Task brief →
Transcribe the records below exactly as they appear.

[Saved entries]
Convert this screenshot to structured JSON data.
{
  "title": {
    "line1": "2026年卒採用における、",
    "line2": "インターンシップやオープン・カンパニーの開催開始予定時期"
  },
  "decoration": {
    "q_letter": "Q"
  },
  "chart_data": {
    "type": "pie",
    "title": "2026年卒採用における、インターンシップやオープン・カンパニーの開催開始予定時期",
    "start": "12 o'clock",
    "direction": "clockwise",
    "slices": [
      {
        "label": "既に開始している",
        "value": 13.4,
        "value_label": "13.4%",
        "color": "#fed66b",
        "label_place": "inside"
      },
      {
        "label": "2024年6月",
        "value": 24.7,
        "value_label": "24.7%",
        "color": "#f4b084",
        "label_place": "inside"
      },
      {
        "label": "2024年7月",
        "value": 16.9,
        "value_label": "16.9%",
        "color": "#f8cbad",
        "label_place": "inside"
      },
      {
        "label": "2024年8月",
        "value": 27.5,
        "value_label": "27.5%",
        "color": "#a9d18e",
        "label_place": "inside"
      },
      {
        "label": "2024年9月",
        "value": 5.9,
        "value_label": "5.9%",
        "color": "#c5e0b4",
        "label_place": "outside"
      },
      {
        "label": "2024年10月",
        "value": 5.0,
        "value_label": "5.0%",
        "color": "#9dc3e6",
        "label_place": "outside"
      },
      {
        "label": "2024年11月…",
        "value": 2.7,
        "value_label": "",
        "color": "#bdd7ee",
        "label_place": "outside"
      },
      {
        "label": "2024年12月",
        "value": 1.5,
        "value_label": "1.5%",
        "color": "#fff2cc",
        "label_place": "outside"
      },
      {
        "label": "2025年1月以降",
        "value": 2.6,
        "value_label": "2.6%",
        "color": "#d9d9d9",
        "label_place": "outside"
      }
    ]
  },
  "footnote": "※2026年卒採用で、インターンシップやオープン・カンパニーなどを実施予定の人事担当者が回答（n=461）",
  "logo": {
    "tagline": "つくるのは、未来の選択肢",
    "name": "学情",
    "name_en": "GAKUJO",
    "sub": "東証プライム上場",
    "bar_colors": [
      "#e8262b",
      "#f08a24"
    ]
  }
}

Answer in full →
Convert this screenshot to structured JSON data.
{
  "title": {
    "line1": "2026年卒採用における、",
    "line2": "インターンシップやオープン・カンパニーの開催開始予定時期"
  },
  "decoration": {
    "q_letter": "Q"
  },
  "chart_data": {
    "type": "pie",
    "title": "2026年卒採用における、インターンシップやオープン・カンパニーの開催開始予定時期",
    "start": "12 o'clock",
    "direction": "clockwise",
    "slices": [
      {
        "label": "既に開始している",
        "value": 13.4,
        "value_label": "13.4%",
        "color": "#fed66b",
        "label_place": "inside"
      },
      {
        "label": "2024年6月",
        "value": 24.7,
        "value_label": "24.7%",
        "color": "#f4b084",
        "label_place": "inside"
      },
      {
        "label": "2024年7月",
        "value": 16.9,
        "value_label": "16.9%",
        "color": "#f8cbad",
        "label_place": "inside"
      },
      {
        "label": "2024年8月",
        "value": 27.5,
        "value_label": "27.5%",
        "color": "#a9d18e",
        "label_place": "inside"
      },
      {
        "label": "2024年9月",
        "value": 5.9,
        "value_label": "5.9%",
        "color": "#c5e0b4",
        "label_place": "outside"
      },
      {
        "label": "2024年10月",
        "value": 5.0,
        "value_label": "5.0%",
        "color": "#9dc3e6",
        "label_place": "outside"
      },
      {
        "label": "2024年11月…",
        "value": 2.7,
        "value_label": "",
        "color": "#bdd7ee",
        "label_place": "outside"
      },
      {
        "label": "2024年12月",
        "value": 1.5,
        "value_label": "1.5%",
        "color": "#fff2cc",
        "label_place": "outside"
      },
      {
        "label": "2025年1月以降",
        "value": 2.6,
        "value_label": "2.6%",
        "color": "#d9d9d9",
        "label_place": "outside"
      }
    ]
  },
  "footnote": "※2026年卒採用で、インターンシップやオープン・カンパニーなどを実施予定の人事担当者が回答（n=461）",
  "logo": {
    "tagline": "つくるのは、未来の選択肢",
    "name": "学情",
    "name_en": "GAKUJO",
    "sub": "東証プライム上場",
    "bar_colors": [
      "#e8262b",
      "#f08a24"
    ]
  }
}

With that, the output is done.